■ Given data ■

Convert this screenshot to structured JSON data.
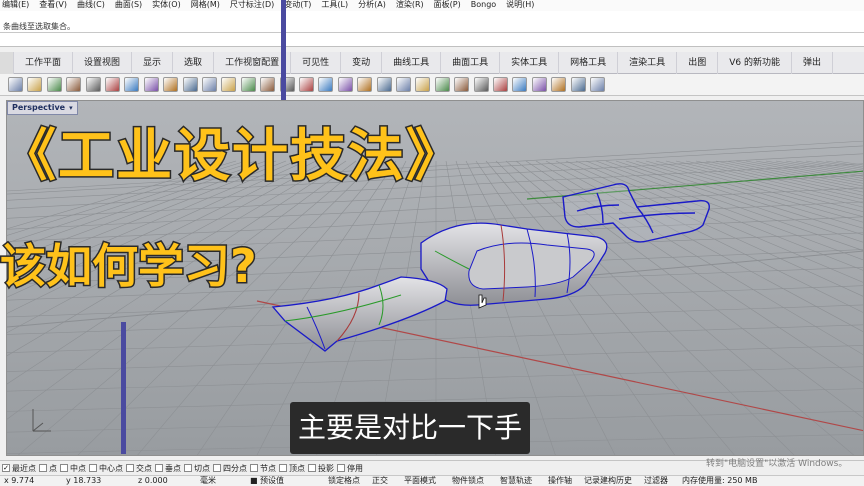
{
  "menu": [
    "编辑(E)",
    "查看(V)",
    "曲线(C)",
    "曲面(S)",
    "实体(O)",
    "网格(M)",
    "尺寸标注(D)",
    "变动(T)",
    "工具(L)",
    "分析(A)",
    "渲染(R)",
    "面板(P)",
    "Bongo",
    "说明(H)"
  ],
  "command_history": {
    "line2": "条曲线至选取集合。"
  },
  "tabs": [
    "工作平面",
    "设置视图",
    "显示",
    "选取",
    "工作视窗配置",
    "可见性",
    "变动",
    "曲线工具",
    "曲面工具",
    "实体工具",
    "网格工具",
    "渲染工具",
    "出图",
    "V6 的新功能",
    "弹出"
  ],
  "viewport": {
    "label": "Perspective",
    "dropdown_glyph": "▾"
  },
  "overlay": {
    "title": "《工业设计技法》",
    "question": "该如何学习?",
    "subtitle": "主要是对比一下手"
  },
  "osnap": [
    {
      "label": "最近点",
      "checked": true
    },
    {
      "label": "点",
      "checked": false
    },
    {
      "label": "中点",
      "checked": false
    },
    {
      "label": "中心点",
      "checked": false
    },
    {
      "label": "交点",
      "checked": false
    },
    {
      "label": "垂点",
      "checked": false
    },
    {
      "label": "切点",
      "checked": false
    },
    {
      "label": "四分点",
      "checked": false
    },
    {
      "label": "节点",
      "checked": false
    },
    {
      "label": "顶点",
      "checked": false
    },
    {
      "label": "投影",
      "checked": false
    },
    {
      "label": "停用",
      "checked": false
    }
  ],
  "status": {
    "x": "9.774",
    "y": "18.733",
    "z": "0.000",
    "unit": "毫米",
    "layer": "预设值",
    "grid_snap": "锁定格点",
    "ortho": "正交",
    "planar": "平面模式",
    "osnap_toggle": "物件锁点",
    "smarttrack": "智慧轨迹",
    "gumball": "操作轴",
    "history": "记录建构历史",
    "filter": "过滤器",
    "memory": "内存使用量: 250 MB"
  },
  "watermark": "转到\"电脑设置\"以激活 Windows。",
  "icons": [
    "new-file-icon",
    "open-icon",
    "save-icon",
    "print-icon",
    "cut-icon",
    "copy-icon",
    "paste-icon",
    "undo-icon",
    "pan-icon",
    "rotate-view-icon",
    "zoom-icon",
    "zoom-window-icon",
    "zoom-extents-icon",
    "zoom-selected-icon",
    "rotate-icon",
    "four-views-icon",
    "car-icon",
    "set-cplane-icon",
    "named-cplane-icon",
    "ghosted-icon",
    "select-lasso-icon",
    "light-icon",
    "render-icon",
    "material-icon",
    "environment-icon",
    "shaded-sphere-icon",
    "rendered-sphere-icon",
    "gear-icon",
    "properties-icon",
    "layer-icon",
    "options-icon"
  ]
}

■ Set problem ■
The data above needs to be retyped exactly, with the images left out.

■ Answer for the task ■
Convert this screenshot to structured JSON data.
{
  "menu": [
    "编辑(E)",
    "查看(V)",
    "曲线(C)",
    "曲面(S)",
    "实体(O)",
    "网格(M)",
    "尺寸标注(D)",
    "变动(T)",
    "工具(L)",
    "分析(A)",
    "渲染(R)",
    "面板(P)",
    "Bongo",
    "说明(H)"
  ],
  "command_history": {
    "line2": "条曲线至选取集合。"
  },
  "tabs": [
    "工作平面",
    "设置视图",
    "显示",
    "选取",
    "工作视窗配置",
    "可见性",
    "变动",
    "曲线工具",
    "曲面工具",
    "实体工具",
    "网格工具",
    "渲染工具",
    "出图",
    "V6 的新功能",
    "弹出"
  ],
  "viewport": {
    "label": "Perspective",
    "dropdown_glyph": "▾"
  },
  "overlay": {
    "title": "《工业设计技法》",
    "question": "该如何学习?",
    "subtitle": "主要是对比一下手"
  },
  "osnap": [
    {
      "label": "最近点",
      "checked": true
    },
    {
      "label": "点",
      "checked": false
    },
    {
      "label": "中点",
      "checked": false
    },
    {
      "label": "中心点",
      "checked": false
    },
    {
      "label": "交点",
      "checked": false
    },
    {
      "label": "垂点",
      "checked": false
    },
    {
      "label": "切点",
      "checked": false
    },
    {
      "label": "四分点",
      "checked": false
    },
    {
      "label": "节点",
      "checked": false
    },
    {
      "label": "顶点",
      "checked": false
    },
    {
      "label": "投影",
      "checked": false
    },
    {
      "label": "停用",
      "checked": false
    }
  ],
  "status": {
    "x": "9.774",
    "y": "18.733",
    "z": "0.000",
    "unit": "毫米",
    "layer": "预设值",
    "grid_snap": "锁定格点",
    "ortho": "正交",
    "planar": "平面模式",
    "osnap_toggle": "物件锁点",
    "smarttrack": "智慧轨迹",
    "gumball": "操作轴",
    "history": "记录建构历史",
    "filter": "过滤器",
    "memory": "内存使用量: 250 MB"
  },
  "watermark": "转到\"电脑设置\"以激活 Windows。",
  "icons": [
    "new-file-icon",
    "open-icon",
    "save-icon",
    "print-icon",
    "cut-icon",
    "copy-icon",
    "paste-icon",
    "undo-icon",
    "pan-icon",
    "rotate-view-icon",
    "zoom-icon",
    "zoom-window-icon",
    "zoom-extents-icon",
    "zoom-selected-icon",
    "rotate-icon",
    "four-views-icon",
    "car-icon",
    "set-cplane-icon",
    "named-cplane-icon",
    "ghosted-icon",
    "select-lasso-icon",
    "light-icon",
    "render-icon",
    "material-icon",
    "environment-icon",
    "shaded-sphere-icon",
    "rendered-sphere-icon",
    "gear-icon",
    "properties-icon",
    "layer-icon",
    "options-icon"
  ]
}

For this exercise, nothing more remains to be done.